START Supplied information

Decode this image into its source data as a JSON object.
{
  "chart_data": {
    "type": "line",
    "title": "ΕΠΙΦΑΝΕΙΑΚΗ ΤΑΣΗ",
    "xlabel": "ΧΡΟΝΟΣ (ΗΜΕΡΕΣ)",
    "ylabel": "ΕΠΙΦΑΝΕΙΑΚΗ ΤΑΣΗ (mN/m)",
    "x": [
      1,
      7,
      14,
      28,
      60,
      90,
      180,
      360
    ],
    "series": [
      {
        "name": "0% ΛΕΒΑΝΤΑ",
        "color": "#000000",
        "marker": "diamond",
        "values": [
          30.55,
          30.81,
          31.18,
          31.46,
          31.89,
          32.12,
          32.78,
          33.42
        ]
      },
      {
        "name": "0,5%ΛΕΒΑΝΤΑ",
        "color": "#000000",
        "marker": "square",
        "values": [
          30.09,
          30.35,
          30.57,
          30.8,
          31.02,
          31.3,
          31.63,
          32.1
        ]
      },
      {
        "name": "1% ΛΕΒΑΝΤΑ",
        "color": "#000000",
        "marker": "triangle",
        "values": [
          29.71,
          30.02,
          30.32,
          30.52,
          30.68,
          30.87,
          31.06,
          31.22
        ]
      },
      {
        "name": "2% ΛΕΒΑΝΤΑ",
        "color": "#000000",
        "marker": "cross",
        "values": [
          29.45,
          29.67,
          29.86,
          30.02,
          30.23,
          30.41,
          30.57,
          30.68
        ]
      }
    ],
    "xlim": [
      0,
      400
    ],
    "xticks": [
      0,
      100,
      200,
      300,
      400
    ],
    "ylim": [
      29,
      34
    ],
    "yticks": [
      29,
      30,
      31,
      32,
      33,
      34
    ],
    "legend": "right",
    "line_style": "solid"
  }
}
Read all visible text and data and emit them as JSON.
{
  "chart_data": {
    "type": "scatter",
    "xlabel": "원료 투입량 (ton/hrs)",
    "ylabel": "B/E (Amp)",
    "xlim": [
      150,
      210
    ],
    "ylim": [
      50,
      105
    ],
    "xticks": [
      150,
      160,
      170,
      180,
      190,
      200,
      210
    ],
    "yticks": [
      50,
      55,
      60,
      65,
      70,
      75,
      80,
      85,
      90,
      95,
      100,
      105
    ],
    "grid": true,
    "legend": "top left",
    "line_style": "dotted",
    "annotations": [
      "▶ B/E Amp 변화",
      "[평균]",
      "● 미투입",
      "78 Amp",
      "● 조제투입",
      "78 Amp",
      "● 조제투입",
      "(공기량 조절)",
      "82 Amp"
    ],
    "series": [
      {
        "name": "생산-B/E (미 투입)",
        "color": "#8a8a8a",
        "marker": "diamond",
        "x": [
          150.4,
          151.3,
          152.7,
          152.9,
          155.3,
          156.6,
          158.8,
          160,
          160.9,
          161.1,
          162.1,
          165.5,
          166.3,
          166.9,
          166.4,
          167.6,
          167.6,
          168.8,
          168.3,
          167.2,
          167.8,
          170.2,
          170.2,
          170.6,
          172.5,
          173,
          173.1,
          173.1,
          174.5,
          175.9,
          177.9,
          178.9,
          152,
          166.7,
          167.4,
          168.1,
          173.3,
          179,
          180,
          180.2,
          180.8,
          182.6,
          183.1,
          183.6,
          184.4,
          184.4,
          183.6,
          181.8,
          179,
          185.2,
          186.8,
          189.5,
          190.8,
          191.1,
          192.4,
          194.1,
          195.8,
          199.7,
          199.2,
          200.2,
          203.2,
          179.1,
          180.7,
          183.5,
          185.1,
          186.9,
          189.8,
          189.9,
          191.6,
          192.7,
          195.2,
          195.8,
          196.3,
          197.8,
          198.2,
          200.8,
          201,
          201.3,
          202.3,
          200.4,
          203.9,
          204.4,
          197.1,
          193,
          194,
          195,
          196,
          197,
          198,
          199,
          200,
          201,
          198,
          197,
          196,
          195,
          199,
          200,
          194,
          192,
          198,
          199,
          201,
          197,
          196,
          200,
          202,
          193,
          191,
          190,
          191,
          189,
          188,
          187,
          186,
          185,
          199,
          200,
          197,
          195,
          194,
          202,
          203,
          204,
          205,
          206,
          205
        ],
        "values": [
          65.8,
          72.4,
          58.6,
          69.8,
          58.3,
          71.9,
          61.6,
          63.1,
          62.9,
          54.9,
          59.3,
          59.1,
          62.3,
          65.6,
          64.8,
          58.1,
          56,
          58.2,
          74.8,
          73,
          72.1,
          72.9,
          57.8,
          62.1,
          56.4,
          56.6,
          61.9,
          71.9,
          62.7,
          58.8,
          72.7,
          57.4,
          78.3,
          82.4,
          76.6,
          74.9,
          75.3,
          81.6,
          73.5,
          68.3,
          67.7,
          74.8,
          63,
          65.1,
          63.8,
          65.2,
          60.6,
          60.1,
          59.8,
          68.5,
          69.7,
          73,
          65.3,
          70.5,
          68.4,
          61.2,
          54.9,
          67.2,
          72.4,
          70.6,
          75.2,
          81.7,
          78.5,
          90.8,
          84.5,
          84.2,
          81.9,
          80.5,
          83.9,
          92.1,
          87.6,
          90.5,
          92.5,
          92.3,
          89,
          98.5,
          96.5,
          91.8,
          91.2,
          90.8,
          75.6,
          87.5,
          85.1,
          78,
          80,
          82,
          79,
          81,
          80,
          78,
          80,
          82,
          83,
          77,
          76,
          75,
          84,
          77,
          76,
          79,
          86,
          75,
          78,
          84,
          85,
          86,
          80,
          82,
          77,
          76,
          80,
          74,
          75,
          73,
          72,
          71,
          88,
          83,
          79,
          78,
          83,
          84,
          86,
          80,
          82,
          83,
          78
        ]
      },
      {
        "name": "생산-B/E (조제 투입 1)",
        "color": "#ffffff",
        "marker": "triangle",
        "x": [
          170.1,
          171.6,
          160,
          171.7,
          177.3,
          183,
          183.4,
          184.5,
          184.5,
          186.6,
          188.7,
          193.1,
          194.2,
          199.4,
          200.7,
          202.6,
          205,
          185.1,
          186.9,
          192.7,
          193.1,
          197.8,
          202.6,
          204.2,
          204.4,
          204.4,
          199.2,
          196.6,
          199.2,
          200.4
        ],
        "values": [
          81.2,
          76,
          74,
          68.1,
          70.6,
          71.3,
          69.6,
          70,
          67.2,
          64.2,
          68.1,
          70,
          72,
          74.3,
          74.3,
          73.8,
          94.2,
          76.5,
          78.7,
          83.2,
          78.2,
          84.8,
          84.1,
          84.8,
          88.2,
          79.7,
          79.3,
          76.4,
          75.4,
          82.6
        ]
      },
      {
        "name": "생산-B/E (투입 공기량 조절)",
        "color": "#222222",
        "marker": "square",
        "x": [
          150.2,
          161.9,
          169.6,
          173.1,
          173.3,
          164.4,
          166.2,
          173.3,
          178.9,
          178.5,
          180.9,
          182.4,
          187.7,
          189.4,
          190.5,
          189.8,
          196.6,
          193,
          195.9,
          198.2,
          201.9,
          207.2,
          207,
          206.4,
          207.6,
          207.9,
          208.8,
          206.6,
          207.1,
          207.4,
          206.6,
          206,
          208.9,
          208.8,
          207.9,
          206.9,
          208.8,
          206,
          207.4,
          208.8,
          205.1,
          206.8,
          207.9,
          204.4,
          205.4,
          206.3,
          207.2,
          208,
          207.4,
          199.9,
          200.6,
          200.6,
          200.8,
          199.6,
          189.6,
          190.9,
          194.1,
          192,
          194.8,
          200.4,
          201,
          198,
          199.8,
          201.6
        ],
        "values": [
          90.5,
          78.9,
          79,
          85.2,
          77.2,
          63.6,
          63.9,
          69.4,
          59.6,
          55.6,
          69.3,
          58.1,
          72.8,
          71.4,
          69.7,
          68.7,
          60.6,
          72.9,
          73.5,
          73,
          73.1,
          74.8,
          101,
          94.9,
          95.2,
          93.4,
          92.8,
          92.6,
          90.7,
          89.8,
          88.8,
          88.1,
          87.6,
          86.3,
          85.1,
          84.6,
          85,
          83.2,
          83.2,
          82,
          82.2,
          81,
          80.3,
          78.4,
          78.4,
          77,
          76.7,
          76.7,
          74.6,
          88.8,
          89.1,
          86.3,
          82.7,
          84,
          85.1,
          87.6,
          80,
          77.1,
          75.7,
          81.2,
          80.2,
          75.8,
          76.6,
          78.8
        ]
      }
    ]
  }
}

END Supplied information

> [To do]: Gather every line from the listing above in which the word "ΤΑΣΗ" appears.

> [Exercise result]:
    "title": "ΕΠΙΦΑΝΕΙΑΚΗ ΤΑΣΗ",
    "ylabel": "ΕΠΙΦΑΝΕΙΑΚΗ ΤΑΣΗ (mN/m)",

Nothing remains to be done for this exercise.